> **YOUR OBJECTIVE**: Below are entries; tally how many lines hold the string "used" and answer with only that figure.

-- START RECORDS FOR THE EXERCISE --

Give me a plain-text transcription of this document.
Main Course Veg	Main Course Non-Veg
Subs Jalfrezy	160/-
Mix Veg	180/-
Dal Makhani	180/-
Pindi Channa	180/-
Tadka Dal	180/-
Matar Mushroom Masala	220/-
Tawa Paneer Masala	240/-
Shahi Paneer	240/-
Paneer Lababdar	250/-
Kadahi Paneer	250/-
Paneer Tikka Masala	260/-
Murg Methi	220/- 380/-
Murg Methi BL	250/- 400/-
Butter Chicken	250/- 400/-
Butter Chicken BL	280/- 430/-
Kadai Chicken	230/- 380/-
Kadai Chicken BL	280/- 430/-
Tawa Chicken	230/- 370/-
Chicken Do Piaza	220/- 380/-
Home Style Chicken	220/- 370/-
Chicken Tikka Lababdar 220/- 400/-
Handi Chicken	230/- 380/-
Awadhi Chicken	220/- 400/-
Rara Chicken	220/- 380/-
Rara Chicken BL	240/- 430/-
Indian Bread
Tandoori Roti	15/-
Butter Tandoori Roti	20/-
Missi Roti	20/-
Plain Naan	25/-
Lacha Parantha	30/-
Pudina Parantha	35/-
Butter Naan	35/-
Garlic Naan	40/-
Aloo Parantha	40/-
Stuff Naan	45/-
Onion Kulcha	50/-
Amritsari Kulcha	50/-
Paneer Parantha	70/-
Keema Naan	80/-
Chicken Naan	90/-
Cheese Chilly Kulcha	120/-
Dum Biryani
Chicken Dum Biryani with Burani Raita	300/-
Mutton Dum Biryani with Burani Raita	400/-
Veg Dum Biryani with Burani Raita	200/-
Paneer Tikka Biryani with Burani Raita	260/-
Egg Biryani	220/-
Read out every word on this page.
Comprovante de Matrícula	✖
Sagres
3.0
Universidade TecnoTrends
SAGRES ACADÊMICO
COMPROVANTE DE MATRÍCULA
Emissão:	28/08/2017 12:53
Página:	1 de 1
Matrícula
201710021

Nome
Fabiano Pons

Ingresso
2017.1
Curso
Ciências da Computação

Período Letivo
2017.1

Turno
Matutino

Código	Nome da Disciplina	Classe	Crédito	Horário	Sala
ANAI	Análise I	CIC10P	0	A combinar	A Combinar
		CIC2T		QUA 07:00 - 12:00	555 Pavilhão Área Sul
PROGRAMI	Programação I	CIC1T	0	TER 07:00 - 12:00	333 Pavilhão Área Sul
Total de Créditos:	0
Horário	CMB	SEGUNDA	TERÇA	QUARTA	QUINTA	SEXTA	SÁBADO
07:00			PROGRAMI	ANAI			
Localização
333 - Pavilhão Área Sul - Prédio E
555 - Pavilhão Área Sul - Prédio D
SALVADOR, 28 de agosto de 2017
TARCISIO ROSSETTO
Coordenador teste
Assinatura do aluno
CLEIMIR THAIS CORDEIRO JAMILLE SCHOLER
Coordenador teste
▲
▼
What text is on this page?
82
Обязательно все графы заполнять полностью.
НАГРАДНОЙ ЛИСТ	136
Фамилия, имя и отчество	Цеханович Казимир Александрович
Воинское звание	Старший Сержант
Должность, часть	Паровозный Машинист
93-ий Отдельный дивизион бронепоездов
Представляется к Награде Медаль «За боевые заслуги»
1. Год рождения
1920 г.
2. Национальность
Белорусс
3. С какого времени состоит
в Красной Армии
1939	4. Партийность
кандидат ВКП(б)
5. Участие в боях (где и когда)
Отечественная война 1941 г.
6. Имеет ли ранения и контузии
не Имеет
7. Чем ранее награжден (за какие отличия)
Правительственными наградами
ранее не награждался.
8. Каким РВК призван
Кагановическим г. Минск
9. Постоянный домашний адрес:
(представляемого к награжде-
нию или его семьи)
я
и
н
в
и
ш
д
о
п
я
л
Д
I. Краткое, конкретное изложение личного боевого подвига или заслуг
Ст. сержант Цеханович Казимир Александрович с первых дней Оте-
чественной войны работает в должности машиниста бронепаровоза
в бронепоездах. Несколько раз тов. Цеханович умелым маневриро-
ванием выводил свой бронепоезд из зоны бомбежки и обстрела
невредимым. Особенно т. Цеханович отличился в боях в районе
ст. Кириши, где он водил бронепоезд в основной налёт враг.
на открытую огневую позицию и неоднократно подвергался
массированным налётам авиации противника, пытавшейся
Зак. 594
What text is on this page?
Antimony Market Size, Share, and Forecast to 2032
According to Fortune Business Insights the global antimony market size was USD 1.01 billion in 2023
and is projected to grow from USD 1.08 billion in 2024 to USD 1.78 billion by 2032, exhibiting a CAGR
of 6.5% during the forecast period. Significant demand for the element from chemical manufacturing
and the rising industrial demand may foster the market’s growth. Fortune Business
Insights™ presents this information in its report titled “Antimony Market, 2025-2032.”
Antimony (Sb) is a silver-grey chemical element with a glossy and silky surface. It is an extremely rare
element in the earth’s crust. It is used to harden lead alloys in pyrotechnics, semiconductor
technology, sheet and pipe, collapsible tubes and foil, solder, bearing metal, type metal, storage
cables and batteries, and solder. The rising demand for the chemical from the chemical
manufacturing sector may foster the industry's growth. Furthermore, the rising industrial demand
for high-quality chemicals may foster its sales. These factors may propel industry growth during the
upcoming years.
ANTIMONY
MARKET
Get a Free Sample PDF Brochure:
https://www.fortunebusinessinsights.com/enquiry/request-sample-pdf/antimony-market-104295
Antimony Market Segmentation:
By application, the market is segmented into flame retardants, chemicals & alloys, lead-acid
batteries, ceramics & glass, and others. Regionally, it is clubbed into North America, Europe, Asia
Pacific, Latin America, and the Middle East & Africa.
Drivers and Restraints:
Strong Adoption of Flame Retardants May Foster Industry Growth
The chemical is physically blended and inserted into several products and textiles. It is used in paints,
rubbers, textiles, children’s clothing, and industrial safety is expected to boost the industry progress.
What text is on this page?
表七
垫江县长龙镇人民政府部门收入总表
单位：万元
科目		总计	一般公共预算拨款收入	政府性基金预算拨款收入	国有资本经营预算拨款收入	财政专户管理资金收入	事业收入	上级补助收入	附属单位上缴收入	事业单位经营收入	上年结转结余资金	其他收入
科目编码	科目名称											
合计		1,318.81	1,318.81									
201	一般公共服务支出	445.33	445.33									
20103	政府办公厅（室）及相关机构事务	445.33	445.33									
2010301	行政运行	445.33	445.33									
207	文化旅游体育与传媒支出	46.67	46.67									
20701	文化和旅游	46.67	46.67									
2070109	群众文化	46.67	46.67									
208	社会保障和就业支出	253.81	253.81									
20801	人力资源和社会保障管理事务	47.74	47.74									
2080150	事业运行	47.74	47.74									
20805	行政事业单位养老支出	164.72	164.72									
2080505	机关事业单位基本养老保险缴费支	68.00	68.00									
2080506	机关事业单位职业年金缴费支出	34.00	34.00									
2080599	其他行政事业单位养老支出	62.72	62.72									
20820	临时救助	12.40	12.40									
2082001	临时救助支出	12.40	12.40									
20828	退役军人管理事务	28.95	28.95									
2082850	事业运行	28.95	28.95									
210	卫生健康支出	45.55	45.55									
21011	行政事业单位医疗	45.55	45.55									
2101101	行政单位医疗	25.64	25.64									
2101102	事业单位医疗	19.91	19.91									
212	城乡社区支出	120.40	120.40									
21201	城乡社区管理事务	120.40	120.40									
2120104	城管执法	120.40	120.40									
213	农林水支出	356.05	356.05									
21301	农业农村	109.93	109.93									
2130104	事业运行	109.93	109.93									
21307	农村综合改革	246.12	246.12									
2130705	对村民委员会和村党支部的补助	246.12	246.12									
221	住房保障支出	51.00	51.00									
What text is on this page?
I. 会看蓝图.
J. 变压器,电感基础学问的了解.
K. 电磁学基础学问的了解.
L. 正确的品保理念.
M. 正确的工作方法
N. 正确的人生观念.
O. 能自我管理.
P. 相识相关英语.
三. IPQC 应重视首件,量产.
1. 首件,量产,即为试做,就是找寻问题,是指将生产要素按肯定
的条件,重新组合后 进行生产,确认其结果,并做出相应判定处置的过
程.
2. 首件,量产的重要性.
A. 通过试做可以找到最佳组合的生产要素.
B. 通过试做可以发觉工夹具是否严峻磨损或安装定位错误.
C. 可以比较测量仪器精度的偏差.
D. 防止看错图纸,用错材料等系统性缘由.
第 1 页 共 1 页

-- END RECORDS FOR THE EXERCISE --

> **FULL SOLUTION**: 2